───── Text to read ─────

Receive Digital Amateur TV from the ISS with Satnogs Client or a Raspberry PI

Goodmorning everyone.
Last week, 20 October in Florence, on the occasion of the gathering of the scout group in Florence, we tried to contact the Space Station (ISS) with astronaut and commander LUCA PARMITANO.
On that occasion I used the SatNOGS rotor stepper motor version with cross yagi antenna 3 VHF elements and ARROW antenna always three elements. The system has naturally traced the orbit perfectly and has done its job, (tested with 100 watts of power in uplink with the Kenwood TS2000) and for this I am very satisfied.

Unfortunately, even if we had been promised, the factual contact did not take place because the astronaut did not then give availability to connect, even if planned well in advance.

───── Dataset content ─────

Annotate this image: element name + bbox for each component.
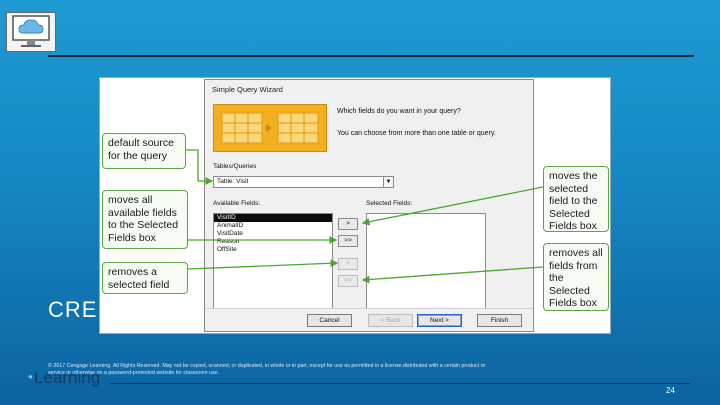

─────

Problem requirements: Please reproduce the passage of the ISS amateur TV text starting at "Receive Digital Amateur" and ending at "well in advance.".

Completed exercise:
Receive Digital Amateur TV from the ISS with Satnogs Client or a Raspberry PI

Goodmorning everyone.
Last week, 20 October in Florence, on the occasion of the gathering of the scout group in Florence, we tried to contact the Space Station (ISS) with astronaut and commander LUCA PARMITANO.
On that occasion I used the SatNOGS rotor stepper motor version with cross yagi antenna 3 VHF elements and ARROW antenna always three elements. The system has naturally traced the orbit perfectly and has done its job, (tested with 100 watts of power in uplink with the Kenwood TS2000) and for this I am very satisfied.

Unfortunately, even if we had been promised, the factual contact did not take place because the astronaut did not then give availability to connect, even if planned well in advance.